SUPPLIED DATA >>
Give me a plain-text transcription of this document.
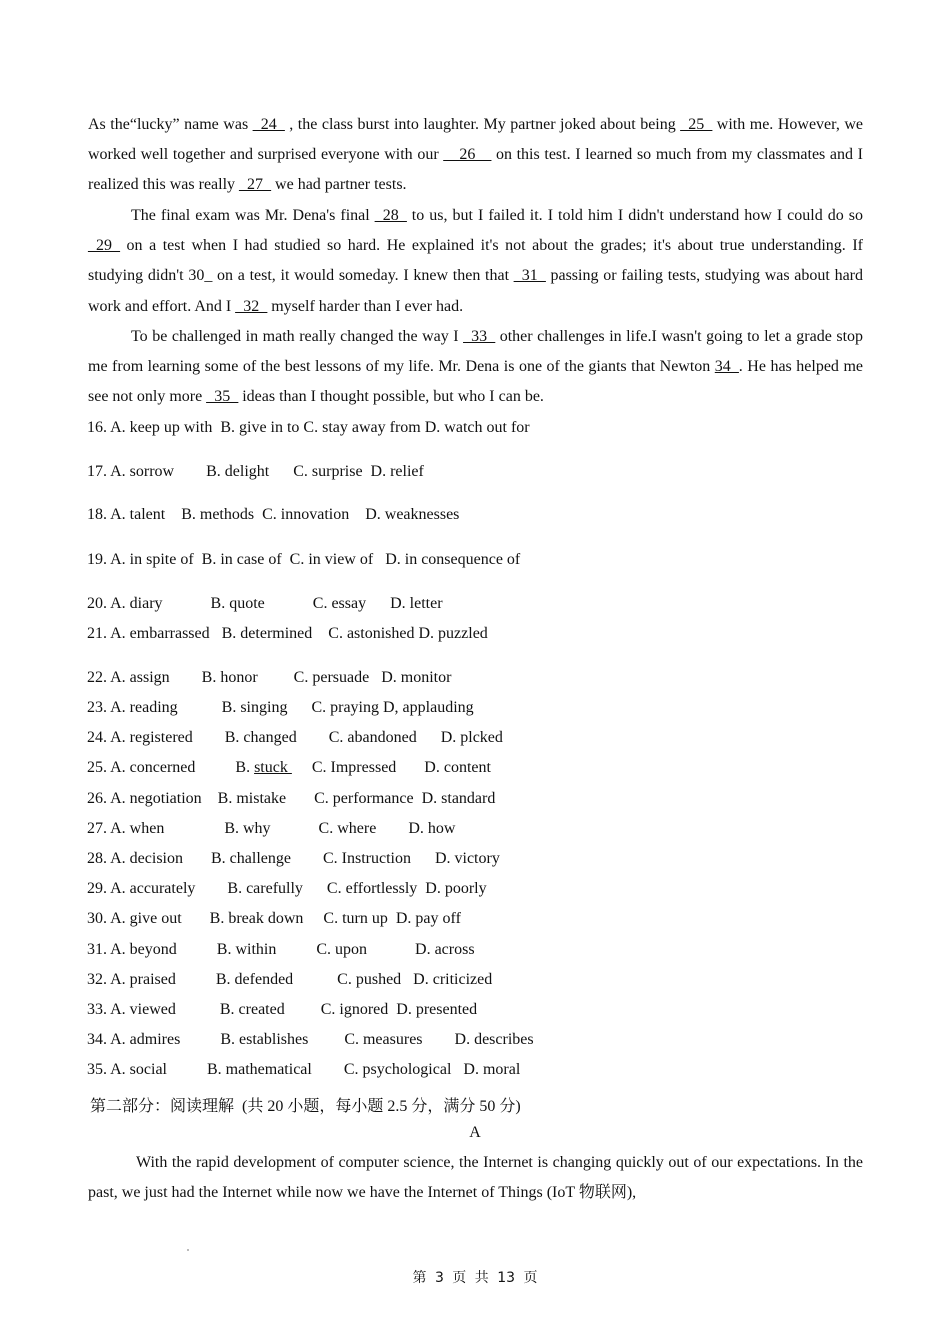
As the“lucky” name was _24_ , the class burst into laughter. My partner joked about being _25_ with me. However, we worked well together and surprised everyone with our __26__ on this test. I learned so much from my classmates and I realized this was really _27_ we had partner tests.

The final exam was Mr. Dena's final _28_ to us, but I failed it. I told him I didn't understand how I could do so _29_ on a test when I had studied so hard. He explained it's not about the grades; it's about true understanding. If studying didn't 30_ on a test, it would someday. I knew then that _31_ passing or failing tests, studying was about hard work and effort. And I _32_ myself harder than I ever had.

To be challenged in math really changed the way I _33_ other challenges in life.I wasn't going to let a grade stop me from learning some of the best lessons of my life. Mr. Dena is one of the giants that Newton 34_. He has helped me see not only more _35_ ideas than I thought possible, but who I can be.

16. A. keep up with  B. give in to C. stay away from D. watch out for
17. A. sorrow        B. delight      C. surprise  D. relief
18. A. talent    B. methods  C. innovation    D. weaknesses
19. A. in spite of  B. in case of  C. in view of   D. in consequence of
20. A. diary            B. quote            C. essay      D. letter
21. A. embarrassed   B. determined    C. astonished D. puzzled
22. A. assign        B. honor         C. persuade   D. monitor
23. A. reading           B. singing      C. praying D, applauding
24. A. registered        B. changed        C. abandoned      D. plcked
25. A. concerned          B. stuck      C. Impressed       D. content
26. A. negotiation    B. mistake       C. performance  D. standard
27. A. when               B. why            C. where        D. how
28. A. decision       B. challenge        C. Instruction      D. victory
29. A. accurately        B. carefully      C. effortlessly  D. poorly
30. A. give out       B. break down     C. turn up  D. pay off
31. A. beyond          B. within          C. upon            D. across
32. A. praised          B. defended           C. pushed   D. criticized
33. A. viewed           B. created         C. ignored  D. presented
34. A. admires          B. establishes         C. measures        D. describes
35. A. social          B. mathematical        C. psychological   D. moral
第二部分：阅读理解  (共 20 小题，每小题 2.5 分，满分 50 分)
A

With the rapid development of computer science, the Internet is changing quickly out of our expectations. In the past, we just had the Internet while now we have the Internet of Things (IoT 物联网),

第 3 页 共 13 页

GIVEN EXERCISE >>
Skip the pictures and transcribe the rest of the records exactly.

WRITTEN ANSWER >>
Give me a plain-text transcription of this document.
As the“lucky” name was _24_ , the class burst into laughter. My partner joked about being _25_ with me. However, we worked well together and surprised everyone with our __26__ on this test. I learned so much from my classmates and I realized this was really _27_ we had partner tests.

The final exam was Mr. Dena's final _28_ to us, but I failed it. I told him I didn't understand how I could do so _29_ on a test when I had studied so hard. He explained it's not about the grades; it's about true understanding. If studying didn't 30_ on a test, it would someday. I knew then that _31_ passing or failing tests, studying was about hard work and effort. And I _32_ myself harder than I ever had.

To be challenged in math really changed the way I _33_ other challenges in life.I wasn't going to let a grade stop me from learning some of the best lessons of my life. Mr. Dena is one of the giants that Newton 34_. He has helped me see not only more _35_ ideas than I thought possible, but who I can be.

16. A. keep up with  B. give in to C. stay away from D. watch out for
17. A. sorrow        B. delight      C. surprise  D. relief
18. A. talent    B. methods  C. innovation    D. weaknesses
19. A. in spite of  B. in case of  C. in view of   D. in consequence of
20. A. diary            B. quote            C. essay      D. letter
21. A. embarrassed   B. determined    C. astonished D. puzzled
22. A. assign        B. honor         C. persuade   D. monitor
23. A. reading           B. singing      C. praying D, applauding
24. A. registered        B. changed        C. abandoned      D. plcked
25. A. concerned          B. stuck      C. Impressed       D. content
26. A. negotiation    B. mistake       C. performance  D. standard
27. A. when               B. why            C. where        D. how
28. A. decision       B. challenge        C. Instruction      D. victory
29. A. accurately        B. carefully      C. effortlessly  D. poorly
30. A. give out       B. break down     C. turn up  D. pay off
31. A. beyond          B. within          C. upon            D. across
32. A. praised          B. defended           C. pushed   D. criticized
33. A. viewed           B. created         C. ignored  D. presented
34. A. admires          B. establishes         C. measures        D. describes
35. A. social          B. mathematical        C. psychological   D. moral
第二部分：阅读理解  (共 20 小题，每小题 2.5 分，满分 50 分)
A

With the rapid development of computer science, the Internet is changing quickly out of our expectations. In the past, we just had the Internet while now we have the Internet of Things (IoT 物联网),

第 3 页 共 13 页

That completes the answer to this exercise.